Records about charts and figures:

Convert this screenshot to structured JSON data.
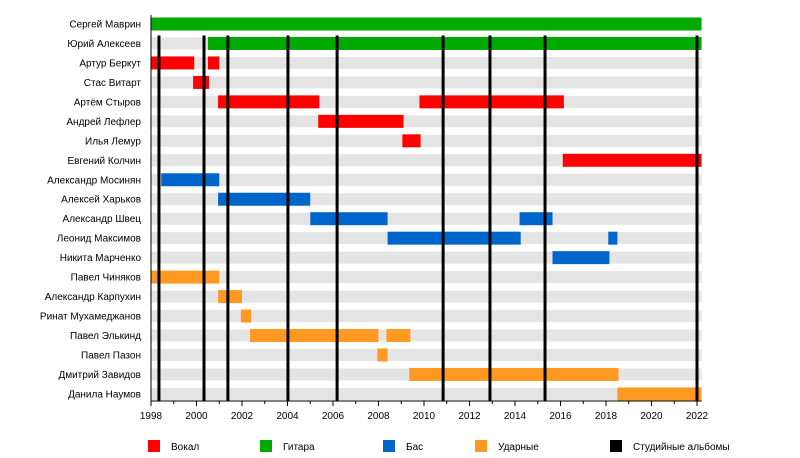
{
  "chart_data": {
    "type": "timeline",
    "title": "",
    "xlim": [
      1998,
      2022.2
    ],
    "x_ticks": [
      1998,
      2000,
      2002,
      2004,
      2006,
      2008,
      2010,
      2012,
      2014,
      2016,
      2018,
      2020,
      2022
    ],
    "colors": {
      "vocal": "#ff0000",
      "guitar": "#00aa00",
      "bass": "#0066cc",
      "drums": "#ff9922",
      "albums": "#000000"
    },
    "legend": [
      {
        "key": "vocal",
        "label": "Вокал"
      },
      {
        "key": "guitar",
        "label": "Гитара"
      },
      {
        "key": "bass",
        "label": "Бас"
      },
      {
        "key": "drums",
        "label": "Ударные"
      },
      {
        "key": "albums",
        "label": "Студийные альбомы"
      }
    ],
    "albums": [
      1998.35,
      2000.33,
      2001.38,
      2004.02,
      2006.18,
      2010.84,
      2012.9,
      2015.32,
      2022.0
    ],
    "members": [
      {
        "name": "Сергей Маврин",
        "periods": [
          {
            "role": "guitar",
            "from": 1998.0,
            "to": 2022.2
          }
        ]
      },
      {
        "name": "Юрий Алексеев",
        "periods": [
          {
            "role": "guitar",
            "from": 2000.5,
            "to": 2022.2
          }
        ]
      },
      {
        "name": "Артур Беркут",
        "periods": [
          {
            "role": "vocal",
            "from": 1998.0,
            "to": 1999.9
          },
          {
            "role": "vocal",
            "from": 2000.5,
            "to": 2001.0
          }
        ]
      },
      {
        "name": "Стас Витарт",
        "periods": [
          {
            "role": "vocal",
            "from": 1999.85,
            "to": 2000.55
          }
        ]
      },
      {
        "name": "Артём Стыров",
        "periods": [
          {
            "role": "vocal",
            "from": 2000.95,
            "to": 2005.4
          },
          {
            "role": "vocal",
            "from": 2009.8,
            "to": 2016.15
          }
        ]
      },
      {
        "name": "Андрей Лефлер",
        "periods": [
          {
            "role": "vocal",
            "from": 2005.35,
            "to": 2009.1
          }
        ]
      },
      {
        "name": "Илья Лемур",
        "periods": [
          {
            "role": "vocal",
            "from": 2009.05,
            "to": 2009.85
          }
        ]
      },
      {
        "name": "Евгений Колчин",
        "periods": [
          {
            "role": "vocal",
            "from": 2016.1,
            "to": 2022.2
          }
        ]
      },
      {
        "name": "Александр Мосинян",
        "periods": [
          {
            "role": "bass",
            "from": 1998.45,
            "to": 2001.0
          }
        ]
      },
      {
        "name": "Алексей Харьков",
        "periods": [
          {
            "role": "bass",
            "from": 2000.95,
            "to": 2005.0
          }
        ]
      },
      {
        "name": "Александр Швец",
        "periods": [
          {
            "role": "bass",
            "from": 2005.0,
            "to": 2008.4
          },
          {
            "role": "bass",
            "from": 2014.2,
            "to": 2015.65
          }
        ]
      },
      {
        "name": "Леонид Максимов",
        "periods": [
          {
            "role": "bass",
            "from": 2008.4,
            "to": 2014.25
          },
          {
            "role": "bass",
            "from": 2018.1,
            "to": 2018.5
          }
        ]
      },
      {
        "name": "Никита Марченко",
        "periods": [
          {
            "role": "bass",
            "from": 2015.65,
            "to": 2018.15
          }
        ]
      },
      {
        "name": "Павел Чиняков",
        "periods": [
          {
            "role": "drums",
            "from": 1998.0,
            "to": 2001.0
          }
        ]
      },
      {
        "name": "Александр Карпухин",
        "periods": [
          {
            "role": "drums",
            "from": 2000.95,
            "to": 2002.0
          }
        ]
      },
      {
        "name": "Ринат Мухамеджанов",
        "periods": [
          {
            "role": "drums",
            "from": 2001.95,
            "to": 2002.4
          }
        ]
      },
      {
        "name": "Павел Элькинд",
        "periods": [
          {
            "role": "drums",
            "from": 2002.35,
            "to": 2008.0
          },
          {
            "role": "drums",
            "from": 2008.35,
            "to": 2009.4
          }
        ]
      },
      {
        "name": "Павел Пазон",
        "periods": [
          {
            "role": "drums",
            "from": 2007.95,
            "to": 2008.4
          }
        ]
      },
      {
        "name": "Дмитрий Завидов",
        "periods": [
          {
            "role": "drums",
            "from": 2009.35,
            "to": 2018.55
          }
        ]
      },
      {
        "name": "Данила Наумов",
        "periods": [
          {
            "role": "drums",
            "from": 2018.5,
            "to": 2022.2
          }
        ]
      }
    ]
  }
}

GIVEN INSTRUCTION: Lines holding the word "guitar" should be counted across the entries; state only how many there are.

THE REPLY: 4